--- Begin Provided records ---

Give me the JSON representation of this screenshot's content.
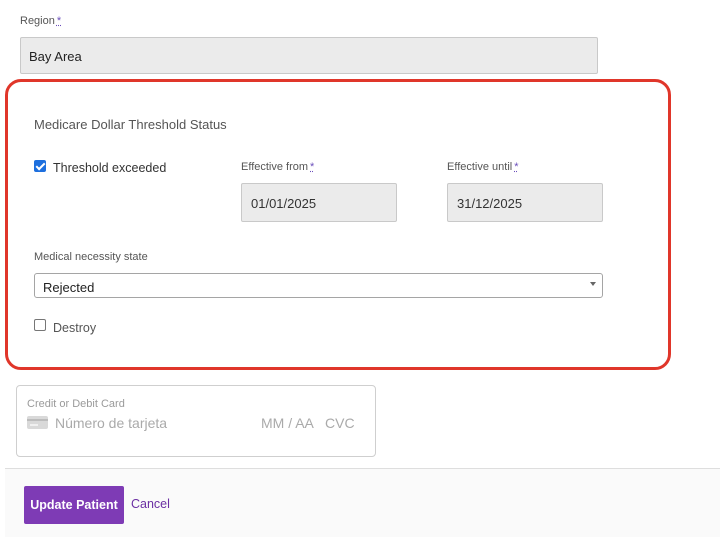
{
  "region": {
    "label": "Region",
    "required_mark": "*",
    "value": "Bay Area"
  },
  "threshold_section": {
    "title": "Medicare Dollar Threshold Status",
    "threshold_exceeded": {
      "label": "Threshold exceeded",
      "checked": true
    },
    "effective_from": {
      "label": "Effective from",
      "required_mark": "*",
      "value": "01/01/2025"
    },
    "effective_until": {
      "label": "Effective until",
      "required_mark": "*",
      "value": "31/12/2025"
    },
    "medical_necessity": {
      "label": "Medical necessity state",
      "selected": "Rejected"
    },
    "destroy": {
      "label": "Destroy",
      "checked": false
    },
    "highlight_color": "#e0362a"
  },
  "card": {
    "label": "Credit or Debit Card",
    "number_placeholder": "Número de tarjeta",
    "expiry_placeholder": "MM / AA",
    "cvc_placeholder": "CVC",
    "icon": "credit-card-icon"
  },
  "actions": {
    "update_label": "Update Patient",
    "cancel_label": "Cancel",
    "primary_color": "#7e3bb5"
  }
}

--- End Provided records ---

== Problem to solve ==
Each entry above is to be written out again unchanged, apart from the pictures, which are left out.

== Right answer ==
Give me the JSON representation of this screenshot's content.
{
  "region": {
    "label": "Region",
    "required_mark": "*",
    "value": "Bay Area"
  },
  "threshold_section": {
    "title": "Medicare Dollar Threshold Status",
    "threshold_exceeded": {
      "label": "Threshold exceeded",
      "checked": true
    },
    "effective_from": {
      "label": "Effective from",
      "required_mark": "*",
      "value": "01/01/2025"
    },
    "effective_until": {
      "label": "Effective until",
      "required_mark": "*",
      "value": "31/12/2025"
    },
    "medical_necessity": {
      "label": "Medical necessity state",
      "selected": "Rejected"
    },
    "destroy": {
      "label": "Destroy",
      "checked": false
    },
    "highlight_color": "#e0362a"
  },
  "card": {
    "label": "Credit or Debit Card",
    "number_placeholder": "Número de tarjeta",
    "expiry_placeholder": "MM / AA",
    "cvc_placeholder": "CVC",
    "icon": "credit-card-icon"
  },
  "actions": {
    "update_label": "Update Patient",
    "cancel_label": "Cancel",
    "primary_color": "#7e3bb5"
  }
}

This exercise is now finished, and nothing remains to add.